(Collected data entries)
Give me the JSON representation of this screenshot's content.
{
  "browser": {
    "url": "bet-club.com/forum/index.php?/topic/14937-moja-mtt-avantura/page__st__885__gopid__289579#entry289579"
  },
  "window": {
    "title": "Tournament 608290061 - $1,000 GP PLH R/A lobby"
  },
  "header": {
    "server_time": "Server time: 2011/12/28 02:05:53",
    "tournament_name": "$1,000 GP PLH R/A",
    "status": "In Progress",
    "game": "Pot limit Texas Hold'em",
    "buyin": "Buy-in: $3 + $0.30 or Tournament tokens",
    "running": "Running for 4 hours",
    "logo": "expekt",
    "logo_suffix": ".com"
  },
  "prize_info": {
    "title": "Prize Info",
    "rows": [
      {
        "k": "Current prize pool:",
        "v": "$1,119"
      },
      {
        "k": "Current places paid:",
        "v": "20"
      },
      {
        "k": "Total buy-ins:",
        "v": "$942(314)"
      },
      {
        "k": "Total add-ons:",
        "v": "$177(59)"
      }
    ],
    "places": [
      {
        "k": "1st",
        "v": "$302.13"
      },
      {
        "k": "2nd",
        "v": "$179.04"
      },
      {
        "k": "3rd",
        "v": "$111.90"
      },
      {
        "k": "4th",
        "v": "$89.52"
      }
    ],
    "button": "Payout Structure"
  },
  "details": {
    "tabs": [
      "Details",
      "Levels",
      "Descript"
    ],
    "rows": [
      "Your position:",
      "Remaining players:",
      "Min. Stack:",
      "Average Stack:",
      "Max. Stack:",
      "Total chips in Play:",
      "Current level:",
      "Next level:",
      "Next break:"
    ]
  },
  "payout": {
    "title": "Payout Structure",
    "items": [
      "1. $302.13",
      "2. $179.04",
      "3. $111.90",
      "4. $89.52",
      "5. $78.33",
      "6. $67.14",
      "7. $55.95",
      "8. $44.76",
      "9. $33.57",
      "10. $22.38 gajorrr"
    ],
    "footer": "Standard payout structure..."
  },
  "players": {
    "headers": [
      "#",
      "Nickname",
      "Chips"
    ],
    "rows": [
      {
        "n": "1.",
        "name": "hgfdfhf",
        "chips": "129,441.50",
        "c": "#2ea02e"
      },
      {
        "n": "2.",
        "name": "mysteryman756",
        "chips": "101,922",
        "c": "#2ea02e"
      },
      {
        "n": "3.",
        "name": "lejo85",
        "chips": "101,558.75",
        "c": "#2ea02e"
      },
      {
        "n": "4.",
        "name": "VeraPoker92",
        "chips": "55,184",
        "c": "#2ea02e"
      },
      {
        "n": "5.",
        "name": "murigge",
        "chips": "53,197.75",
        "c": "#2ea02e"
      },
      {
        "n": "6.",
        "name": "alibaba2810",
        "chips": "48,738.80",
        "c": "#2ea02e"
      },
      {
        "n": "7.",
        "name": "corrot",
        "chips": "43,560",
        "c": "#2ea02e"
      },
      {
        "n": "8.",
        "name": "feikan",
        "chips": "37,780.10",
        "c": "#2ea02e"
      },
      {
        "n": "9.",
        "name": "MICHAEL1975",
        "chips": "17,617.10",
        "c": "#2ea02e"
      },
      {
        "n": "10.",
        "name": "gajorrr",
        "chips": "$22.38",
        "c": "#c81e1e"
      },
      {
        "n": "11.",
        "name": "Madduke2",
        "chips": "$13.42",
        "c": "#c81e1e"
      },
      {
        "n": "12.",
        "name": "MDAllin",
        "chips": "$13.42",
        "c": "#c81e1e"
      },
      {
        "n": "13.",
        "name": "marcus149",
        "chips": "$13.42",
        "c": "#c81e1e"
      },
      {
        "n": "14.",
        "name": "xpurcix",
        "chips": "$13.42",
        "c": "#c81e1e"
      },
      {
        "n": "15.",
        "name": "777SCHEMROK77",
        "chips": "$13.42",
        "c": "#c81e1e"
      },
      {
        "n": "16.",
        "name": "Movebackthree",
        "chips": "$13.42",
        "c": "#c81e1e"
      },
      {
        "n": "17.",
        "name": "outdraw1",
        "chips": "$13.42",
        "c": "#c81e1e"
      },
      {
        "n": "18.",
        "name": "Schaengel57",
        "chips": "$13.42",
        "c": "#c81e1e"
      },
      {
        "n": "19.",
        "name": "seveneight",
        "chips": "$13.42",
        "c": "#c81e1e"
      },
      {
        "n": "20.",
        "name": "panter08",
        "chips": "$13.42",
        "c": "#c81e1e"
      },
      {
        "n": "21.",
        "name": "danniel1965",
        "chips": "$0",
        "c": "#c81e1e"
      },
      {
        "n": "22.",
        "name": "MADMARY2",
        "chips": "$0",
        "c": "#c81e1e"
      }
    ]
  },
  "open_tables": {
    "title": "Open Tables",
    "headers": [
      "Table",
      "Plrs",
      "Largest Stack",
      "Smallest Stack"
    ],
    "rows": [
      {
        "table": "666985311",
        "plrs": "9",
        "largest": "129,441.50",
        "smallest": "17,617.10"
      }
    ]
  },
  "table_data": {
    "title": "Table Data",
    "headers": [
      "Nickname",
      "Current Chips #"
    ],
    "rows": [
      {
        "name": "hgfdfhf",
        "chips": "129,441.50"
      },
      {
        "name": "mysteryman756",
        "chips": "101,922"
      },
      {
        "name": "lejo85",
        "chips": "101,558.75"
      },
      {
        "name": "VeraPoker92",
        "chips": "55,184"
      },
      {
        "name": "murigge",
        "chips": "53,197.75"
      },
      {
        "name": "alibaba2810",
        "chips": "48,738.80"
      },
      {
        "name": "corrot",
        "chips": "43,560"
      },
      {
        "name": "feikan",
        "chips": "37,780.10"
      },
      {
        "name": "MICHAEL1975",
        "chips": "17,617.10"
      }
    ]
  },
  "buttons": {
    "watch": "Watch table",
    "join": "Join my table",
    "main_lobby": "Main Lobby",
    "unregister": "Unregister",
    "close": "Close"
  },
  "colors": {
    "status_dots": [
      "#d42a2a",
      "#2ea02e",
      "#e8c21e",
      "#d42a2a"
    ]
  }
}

- _YOUR OBJECTIVE_: Lines that hold "Stack" are the ones to copy; find all of them.

- _EXERCISE RESPONSE_:
      "Min. Stack:",
      "Average Stack:",
      "Max. Stack:",
      "Largest Stack",
      "Smallest Stack"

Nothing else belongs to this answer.